**Entries from a dataset:**
::::::

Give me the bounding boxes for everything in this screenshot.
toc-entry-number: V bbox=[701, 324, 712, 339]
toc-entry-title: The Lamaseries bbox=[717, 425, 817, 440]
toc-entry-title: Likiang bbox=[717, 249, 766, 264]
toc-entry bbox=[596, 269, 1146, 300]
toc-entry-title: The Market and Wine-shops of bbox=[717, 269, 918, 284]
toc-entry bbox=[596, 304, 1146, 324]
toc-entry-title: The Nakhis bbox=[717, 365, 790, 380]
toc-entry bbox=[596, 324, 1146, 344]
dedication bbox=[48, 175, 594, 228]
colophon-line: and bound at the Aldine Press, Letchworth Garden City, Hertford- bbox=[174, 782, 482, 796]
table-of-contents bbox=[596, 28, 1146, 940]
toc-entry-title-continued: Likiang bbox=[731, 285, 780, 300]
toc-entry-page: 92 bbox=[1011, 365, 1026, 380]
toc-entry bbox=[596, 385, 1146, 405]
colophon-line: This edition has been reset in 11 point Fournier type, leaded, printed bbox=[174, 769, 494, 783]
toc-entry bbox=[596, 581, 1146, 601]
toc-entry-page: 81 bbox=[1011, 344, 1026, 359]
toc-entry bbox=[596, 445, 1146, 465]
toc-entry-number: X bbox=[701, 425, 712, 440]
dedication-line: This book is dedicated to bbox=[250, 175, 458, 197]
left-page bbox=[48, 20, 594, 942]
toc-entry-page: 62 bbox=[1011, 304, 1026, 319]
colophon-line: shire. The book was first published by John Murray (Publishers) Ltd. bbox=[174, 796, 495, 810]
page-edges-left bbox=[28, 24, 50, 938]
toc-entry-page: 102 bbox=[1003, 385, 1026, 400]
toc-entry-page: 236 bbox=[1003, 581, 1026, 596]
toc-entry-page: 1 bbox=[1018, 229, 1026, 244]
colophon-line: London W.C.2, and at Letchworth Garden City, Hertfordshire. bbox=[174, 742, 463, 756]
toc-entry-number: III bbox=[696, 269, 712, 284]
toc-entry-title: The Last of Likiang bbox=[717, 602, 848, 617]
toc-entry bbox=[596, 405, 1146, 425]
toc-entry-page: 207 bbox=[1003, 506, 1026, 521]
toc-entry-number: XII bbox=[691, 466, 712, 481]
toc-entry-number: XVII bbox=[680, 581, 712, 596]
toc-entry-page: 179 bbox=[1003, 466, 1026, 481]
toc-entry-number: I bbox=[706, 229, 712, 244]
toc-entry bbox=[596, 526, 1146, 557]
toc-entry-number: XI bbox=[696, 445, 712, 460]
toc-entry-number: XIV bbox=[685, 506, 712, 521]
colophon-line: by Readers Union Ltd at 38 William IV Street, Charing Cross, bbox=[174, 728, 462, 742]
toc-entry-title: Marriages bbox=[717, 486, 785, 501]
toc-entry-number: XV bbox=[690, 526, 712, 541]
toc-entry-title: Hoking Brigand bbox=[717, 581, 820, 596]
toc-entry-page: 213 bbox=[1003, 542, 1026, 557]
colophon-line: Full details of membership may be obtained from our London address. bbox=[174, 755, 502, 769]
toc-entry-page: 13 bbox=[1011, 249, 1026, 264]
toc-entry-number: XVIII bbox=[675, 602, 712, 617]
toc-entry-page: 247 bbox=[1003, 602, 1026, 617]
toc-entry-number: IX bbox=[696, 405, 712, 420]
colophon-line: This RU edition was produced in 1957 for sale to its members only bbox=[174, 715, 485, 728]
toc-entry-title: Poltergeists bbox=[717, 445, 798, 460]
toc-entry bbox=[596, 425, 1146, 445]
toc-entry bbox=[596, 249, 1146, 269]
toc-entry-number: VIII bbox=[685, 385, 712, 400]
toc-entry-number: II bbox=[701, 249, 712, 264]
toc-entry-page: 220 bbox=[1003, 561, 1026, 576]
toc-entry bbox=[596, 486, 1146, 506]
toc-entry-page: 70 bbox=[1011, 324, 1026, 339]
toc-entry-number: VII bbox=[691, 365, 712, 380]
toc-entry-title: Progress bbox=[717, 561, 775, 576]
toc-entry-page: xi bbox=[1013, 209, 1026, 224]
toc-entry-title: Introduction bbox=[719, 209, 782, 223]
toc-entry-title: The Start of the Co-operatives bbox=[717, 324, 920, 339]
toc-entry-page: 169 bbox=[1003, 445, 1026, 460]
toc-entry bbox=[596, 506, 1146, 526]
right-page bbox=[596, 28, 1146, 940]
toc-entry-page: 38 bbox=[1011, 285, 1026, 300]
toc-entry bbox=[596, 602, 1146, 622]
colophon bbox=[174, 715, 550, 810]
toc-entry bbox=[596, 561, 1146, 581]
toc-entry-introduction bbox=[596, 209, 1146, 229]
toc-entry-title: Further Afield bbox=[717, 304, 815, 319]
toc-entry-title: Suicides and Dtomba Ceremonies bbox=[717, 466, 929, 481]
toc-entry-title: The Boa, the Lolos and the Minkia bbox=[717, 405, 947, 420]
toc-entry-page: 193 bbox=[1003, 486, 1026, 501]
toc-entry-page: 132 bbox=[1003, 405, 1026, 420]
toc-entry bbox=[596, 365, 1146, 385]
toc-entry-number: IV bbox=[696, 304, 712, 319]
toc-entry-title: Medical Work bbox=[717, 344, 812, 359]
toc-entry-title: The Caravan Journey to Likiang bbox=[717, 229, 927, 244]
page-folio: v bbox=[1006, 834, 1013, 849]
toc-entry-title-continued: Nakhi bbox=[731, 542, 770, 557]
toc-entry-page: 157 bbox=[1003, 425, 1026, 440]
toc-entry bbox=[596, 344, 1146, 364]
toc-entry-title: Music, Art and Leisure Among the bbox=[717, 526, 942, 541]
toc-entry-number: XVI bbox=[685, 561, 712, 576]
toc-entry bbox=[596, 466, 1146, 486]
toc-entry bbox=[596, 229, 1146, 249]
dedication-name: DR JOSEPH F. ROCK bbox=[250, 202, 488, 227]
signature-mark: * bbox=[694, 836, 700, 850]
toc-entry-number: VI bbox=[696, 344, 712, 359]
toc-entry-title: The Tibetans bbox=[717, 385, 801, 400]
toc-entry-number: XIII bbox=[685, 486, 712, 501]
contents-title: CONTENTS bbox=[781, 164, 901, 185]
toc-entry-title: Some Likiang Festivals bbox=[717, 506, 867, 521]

::::::

**What you will do:** Copy out every line in this listing word for word.

**The solution:**
Give me the bounding boxes for everything in this screenshot.
toc-entry-number: V bbox=[701, 324, 712, 339]
toc-entry-title: The Lamaseries bbox=[717, 425, 817, 440]
toc-entry-title: Likiang bbox=[717, 249, 766, 264]
toc-entry bbox=[596, 269, 1146, 300]
toc-entry-title: The Market and Wine-shops of bbox=[717, 269, 918, 284]
toc-entry bbox=[596, 304, 1146, 324]
toc-entry-title: The Nakhis bbox=[717, 365, 790, 380]
toc-entry bbox=[596, 324, 1146, 344]
dedication bbox=[48, 175, 594, 228]
colophon-line: and bound at the Aldine Press, Letchworth Garden City, Hertford- bbox=[174, 782, 482, 796]
table-of-contents bbox=[596, 28, 1146, 940]
toc-entry-title-continued: Likiang bbox=[731, 285, 780, 300]
toc-entry-page: 92 bbox=[1011, 365, 1026, 380]
toc-entry bbox=[596, 385, 1146, 405]
colophon-line: This edition has been reset in 11 point Fournier type, leaded, printed bbox=[174, 769, 494, 783]
toc-entry bbox=[596, 581, 1146, 601]
toc-entry-page: 81 bbox=[1011, 344, 1026, 359]
toc-entry bbox=[596, 445, 1146, 465]
toc-entry-number: X bbox=[701, 425, 712, 440]
dedication-line: This book is dedicated to bbox=[250, 175, 458, 197]
left-page bbox=[48, 20, 594, 942]
toc-entry-page: 62 bbox=[1011, 304, 1026, 319]
colophon-line: shire. The book was first published by John Murray (Publishers) Ltd. bbox=[174, 796, 495, 810]
page-edges-left bbox=[28, 24, 50, 938]
toc-entry-page: 102 bbox=[1003, 385, 1026, 400]
toc-entry-page: 236 bbox=[1003, 581, 1026, 596]
toc-entry-page: 1 bbox=[1018, 229, 1026, 244]
colophon-line: London W.C.2, and at Letchworth Garden City, Hertfordshire. bbox=[174, 742, 463, 756]
toc-entry-number: III bbox=[696, 269, 712, 284]
toc-entry-title: The Last of Likiang bbox=[717, 602, 848, 617]
toc-entry bbox=[596, 405, 1146, 425]
toc-entry-page: 207 bbox=[1003, 506, 1026, 521]
toc-entry-number: XII bbox=[691, 466, 712, 481]
toc-entry-number: XVII bbox=[680, 581, 712, 596]
toc-entry-page: 179 bbox=[1003, 466, 1026, 481]
toc-entry-number: I bbox=[706, 229, 712, 244]
toc-entry bbox=[596, 526, 1146, 557]
toc-entry-number: XI bbox=[696, 445, 712, 460]
toc-entry-number: XIV bbox=[685, 506, 712, 521]
colophon-line: by Readers Union Ltd at 38 William IV Street, Charing Cross, bbox=[174, 728, 462, 742]
toc-entry-title: Marriages bbox=[717, 486, 785, 501]
toc-entry-number: XV bbox=[690, 526, 712, 541]
toc-entry-title: Hoking Brigand bbox=[717, 581, 820, 596]
toc-entry-page: 213 bbox=[1003, 542, 1026, 557]
colophon-line: Full details of membership may be obtained from our London address. bbox=[174, 755, 502, 769]
toc-entry-page: 13 bbox=[1011, 249, 1026, 264]
toc-entry-number: XVIII bbox=[675, 602, 712, 617]
toc-entry-page: 247 bbox=[1003, 602, 1026, 617]
toc-entry-number: IX bbox=[696, 405, 712, 420]
colophon-line: This RU edition was produced in 1957 for sale to its members only bbox=[174, 715, 485, 728]
toc-entry-title: Poltergeists bbox=[717, 445, 798, 460]
toc-entry bbox=[596, 425, 1146, 445]
toc-entry bbox=[596, 249, 1146, 269]
toc-entry-number: VIII bbox=[685, 385, 712, 400]
toc-entry-number: II bbox=[701, 249, 712, 264]
toc-entry-page: 220 bbox=[1003, 561, 1026, 576]
toc-entry bbox=[596, 486, 1146, 506]
toc-entry-page: 70 bbox=[1011, 324, 1026, 339]
toc-entry-number: VII bbox=[691, 365, 712, 380]
toc-entry-title: Progress bbox=[717, 561, 775, 576]
toc-entry-page: xi bbox=[1013, 209, 1026, 224]
toc-entry-title: Introduction bbox=[719, 209, 782, 223]
toc-entry-title: The Start of the Co-operatives bbox=[717, 324, 920, 339]
toc-entry-page: 169 bbox=[1003, 445, 1026, 460]
toc-entry bbox=[596, 506, 1146, 526]
right-page bbox=[596, 28, 1146, 940]
toc-entry-page: 38 bbox=[1011, 285, 1026, 300]
toc-entry bbox=[596, 602, 1146, 622]
colophon bbox=[174, 715, 550, 810]
toc-entry bbox=[596, 561, 1146, 581]
toc-entry-introduction bbox=[596, 209, 1146, 229]
toc-entry-title: Further Afield bbox=[717, 304, 815, 319]
toc-entry-title: Suicides and Dtomba Ceremonies bbox=[717, 466, 929, 481]
toc-entry-title: The Boa, the Lolos and the Minkia bbox=[717, 405, 947, 420]
toc-entry-page: 193 bbox=[1003, 486, 1026, 501]
toc-entry-page: 132 bbox=[1003, 405, 1026, 420]
toc-entry bbox=[596, 365, 1146, 385]
toc-entry-number: IV bbox=[696, 304, 712, 319]
toc-entry-title: Medical Work bbox=[717, 344, 812, 359]
toc-entry-title: The Caravan Journey to Likiang bbox=[717, 229, 927, 244]
page-folio: v bbox=[1006, 834, 1013, 849]
toc-entry-title-continued: Nakhi bbox=[731, 542, 770, 557]
toc-entry-page: 157 bbox=[1003, 425, 1026, 440]
toc-entry bbox=[596, 344, 1146, 364]
toc-entry-title: Music, Art and Leisure Among the bbox=[717, 526, 942, 541]
toc-entry-number: XVI bbox=[685, 561, 712, 576]
toc-entry bbox=[596, 466, 1146, 486]
toc-entry bbox=[596, 229, 1146, 249]
dedication-name: DR JOSEPH F. ROCK bbox=[250, 202, 488, 227]
signature-mark: * bbox=[694, 836, 700, 850]
toc-entry-number: VI bbox=[696, 344, 712, 359]
toc-entry-title: The Tibetans bbox=[717, 385, 801, 400]
toc-entry-number: XIII bbox=[685, 486, 712, 501]
contents-title: CONTENTS bbox=[781, 164, 901, 185]
toc-entry-title: Some Likiang Festivals bbox=[717, 506, 867, 521]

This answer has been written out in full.